• Records to use:
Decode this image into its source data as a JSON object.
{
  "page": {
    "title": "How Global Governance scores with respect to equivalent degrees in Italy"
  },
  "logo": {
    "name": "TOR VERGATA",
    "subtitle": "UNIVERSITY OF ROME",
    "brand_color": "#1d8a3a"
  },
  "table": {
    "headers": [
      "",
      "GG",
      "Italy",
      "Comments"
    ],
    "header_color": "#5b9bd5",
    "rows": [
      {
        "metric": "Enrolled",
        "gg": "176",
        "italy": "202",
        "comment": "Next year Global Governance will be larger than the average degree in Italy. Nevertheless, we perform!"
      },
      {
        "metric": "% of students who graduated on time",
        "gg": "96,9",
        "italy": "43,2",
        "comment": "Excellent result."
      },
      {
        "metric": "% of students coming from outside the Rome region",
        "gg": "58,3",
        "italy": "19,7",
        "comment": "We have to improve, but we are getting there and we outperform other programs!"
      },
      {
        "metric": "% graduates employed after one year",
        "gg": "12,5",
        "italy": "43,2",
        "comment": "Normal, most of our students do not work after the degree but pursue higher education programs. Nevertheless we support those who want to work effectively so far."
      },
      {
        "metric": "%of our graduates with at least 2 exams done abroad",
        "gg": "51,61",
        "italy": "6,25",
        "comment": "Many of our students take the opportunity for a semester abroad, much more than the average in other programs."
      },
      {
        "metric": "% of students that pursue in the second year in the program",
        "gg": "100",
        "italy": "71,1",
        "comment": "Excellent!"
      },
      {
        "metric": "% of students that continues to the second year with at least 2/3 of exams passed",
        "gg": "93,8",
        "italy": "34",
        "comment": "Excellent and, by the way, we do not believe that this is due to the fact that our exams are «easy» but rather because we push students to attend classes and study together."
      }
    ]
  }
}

• Given task:
Output the lines above verbatim and in full.

• Output for this exercise:
Decode this image into its source data as a JSON object.
{
  "page": {
    "title": "How Global Governance scores with respect to equivalent degrees in Italy"
  },
  "logo": {
    "name": "TOR VERGATA",
    "subtitle": "UNIVERSITY OF ROME",
    "brand_color": "#1d8a3a"
  },
  "table": {
    "headers": [
      "",
      "GG",
      "Italy",
      "Comments"
    ],
    "header_color": "#5b9bd5",
    "rows": [
      {
        "metric": "Enrolled",
        "gg": "176",
        "italy": "202",
        "comment": "Next year Global Governance will be larger than the average degree in Italy. Nevertheless, we perform!"
      },
      {
        "metric": "% of students who graduated on time",
        "gg": "96,9",
        "italy": "43,2",
        "comment": "Excellent result."
      },
      {
        "metric": "% of students coming from outside the Rome region",
        "gg": "58,3",
        "italy": "19,7",
        "comment": "We have to improve, but we are getting there and we outperform other programs!"
      },
      {
        "metric": "% graduates employed after one year",
        "gg": "12,5",
        "italy": "43,2",
        "comment": "Normal, most of our students do not work after the degree but pursue higher education programs. Nevertheless we support those who want to work effectively so far."
      },
      {
        "metric": "%of our graduates with at least 2 exams done abroad",
        "gg": "51,61",
        "italy": "6,25",
        "comment": "Many of our students take the opportunity for a semester abroad, much more than the average in other programs."
      },
      {
        "metric": "% of students that pursue in the second year in the program",
        "gg": "100",
        "italy": "71,1",
        "comment": "Excellent!"
      },
      {
        "metric": "% of students that continues to the second year with at least 2/3 of exams passed",
        "gg": "93,8",
        "italy": "34",
        "comment": "Excellent and, by the way, we do not believe that this is due to the fact that our exams are «easy» but rather because we push students to attend classes and study together."
      }
    ]
  }
}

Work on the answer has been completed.